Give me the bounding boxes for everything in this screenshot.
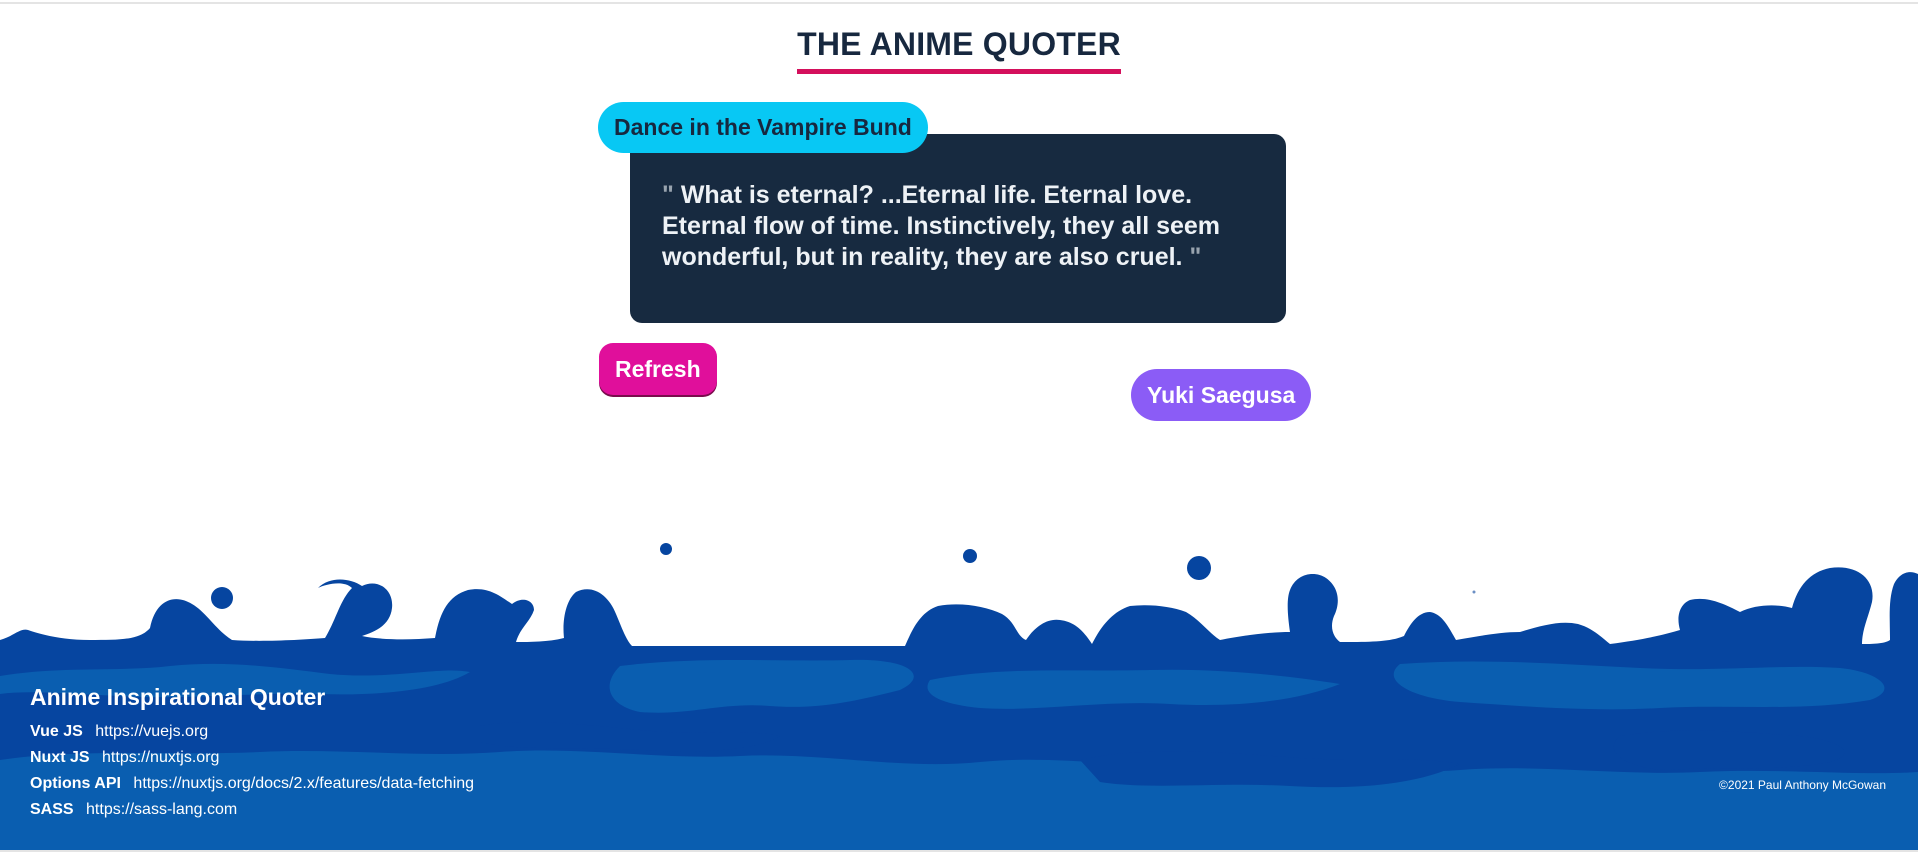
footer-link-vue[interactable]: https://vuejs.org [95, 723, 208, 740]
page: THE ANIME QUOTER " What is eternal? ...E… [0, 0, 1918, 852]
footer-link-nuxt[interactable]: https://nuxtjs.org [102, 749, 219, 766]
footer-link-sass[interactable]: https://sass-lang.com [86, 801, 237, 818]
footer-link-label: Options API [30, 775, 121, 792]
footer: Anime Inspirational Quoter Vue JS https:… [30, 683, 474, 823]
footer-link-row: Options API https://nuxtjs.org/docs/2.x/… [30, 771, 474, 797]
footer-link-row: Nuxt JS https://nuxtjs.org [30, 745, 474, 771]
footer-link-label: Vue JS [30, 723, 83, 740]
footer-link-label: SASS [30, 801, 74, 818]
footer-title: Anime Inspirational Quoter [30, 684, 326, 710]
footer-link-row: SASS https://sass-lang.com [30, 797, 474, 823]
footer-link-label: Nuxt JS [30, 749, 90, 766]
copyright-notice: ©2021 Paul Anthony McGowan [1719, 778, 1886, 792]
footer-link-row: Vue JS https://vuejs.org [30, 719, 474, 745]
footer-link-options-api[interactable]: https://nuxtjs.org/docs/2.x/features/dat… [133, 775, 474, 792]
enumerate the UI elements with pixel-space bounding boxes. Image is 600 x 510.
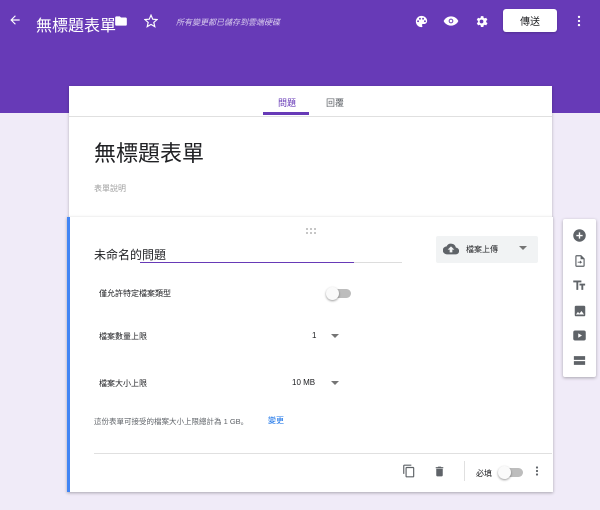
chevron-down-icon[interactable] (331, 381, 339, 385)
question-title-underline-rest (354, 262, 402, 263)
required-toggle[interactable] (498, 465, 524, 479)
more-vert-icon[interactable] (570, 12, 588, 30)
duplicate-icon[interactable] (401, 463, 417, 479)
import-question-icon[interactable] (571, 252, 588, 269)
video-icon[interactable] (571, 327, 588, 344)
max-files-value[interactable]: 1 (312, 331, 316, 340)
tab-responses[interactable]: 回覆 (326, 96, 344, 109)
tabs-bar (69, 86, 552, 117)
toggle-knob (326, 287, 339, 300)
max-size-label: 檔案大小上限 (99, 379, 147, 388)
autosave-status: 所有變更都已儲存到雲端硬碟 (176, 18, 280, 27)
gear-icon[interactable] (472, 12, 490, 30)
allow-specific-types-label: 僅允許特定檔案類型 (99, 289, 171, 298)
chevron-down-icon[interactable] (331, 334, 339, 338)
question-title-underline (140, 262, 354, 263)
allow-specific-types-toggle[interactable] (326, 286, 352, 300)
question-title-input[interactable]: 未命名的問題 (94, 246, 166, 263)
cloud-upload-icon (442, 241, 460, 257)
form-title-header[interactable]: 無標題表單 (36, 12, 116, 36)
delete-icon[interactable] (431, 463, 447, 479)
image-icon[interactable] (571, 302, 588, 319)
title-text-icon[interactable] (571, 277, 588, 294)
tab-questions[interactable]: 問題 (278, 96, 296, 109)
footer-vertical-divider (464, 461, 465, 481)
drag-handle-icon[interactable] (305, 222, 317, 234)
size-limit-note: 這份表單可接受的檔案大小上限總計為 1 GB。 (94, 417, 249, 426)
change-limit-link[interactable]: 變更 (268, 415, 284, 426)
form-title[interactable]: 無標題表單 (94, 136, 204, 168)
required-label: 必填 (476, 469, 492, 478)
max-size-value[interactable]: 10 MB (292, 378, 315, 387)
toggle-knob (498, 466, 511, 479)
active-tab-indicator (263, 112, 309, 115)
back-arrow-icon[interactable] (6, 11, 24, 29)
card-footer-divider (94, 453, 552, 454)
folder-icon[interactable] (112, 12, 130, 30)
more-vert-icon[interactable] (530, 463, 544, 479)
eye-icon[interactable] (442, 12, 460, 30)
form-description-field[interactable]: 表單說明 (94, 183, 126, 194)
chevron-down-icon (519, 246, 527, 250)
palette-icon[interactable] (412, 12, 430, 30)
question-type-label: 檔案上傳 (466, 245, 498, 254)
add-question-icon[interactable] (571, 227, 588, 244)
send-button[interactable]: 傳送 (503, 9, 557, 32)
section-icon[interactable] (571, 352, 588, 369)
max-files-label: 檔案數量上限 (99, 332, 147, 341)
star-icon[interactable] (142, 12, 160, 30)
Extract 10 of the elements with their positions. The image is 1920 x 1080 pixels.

◆ Task
Copy the rows above verbatim, starting at the row that contains "chevron-down-icon[interactable] (331, 381, 339, 385)" and ending at the row that contains "max-size-label: 檔案大小上限 (99, 379, 147, 388)", with both of those rows included.

◆ Response to the exercise
chevron-down-icon[interactable] (331, 381, 339, 385)
question-title-underline-rest (354, 262, 402, 263)
required-toggle[interactable] (498, 465, 524, 479)
more-vert-icon[interactable] (570, 12, 588, 30)
duplicate-icon[interactable] (401, 463, 417, 479)
import-question-icon[interactable] (571, 252, 588, 269)
video-icon[interactable] (571, 327, 588, 344)
max-files-value[interactable]: 1 (312, 331, 316, 340)
tab-responses[interactable]: 回覆 (326, 96, 344, 109)
tabs-bar (69, 86, 552, 117)
toggle-knob (326, 287, 339, 300)
max-size-label: 檔案大小上限 (99, 379, 147, 388)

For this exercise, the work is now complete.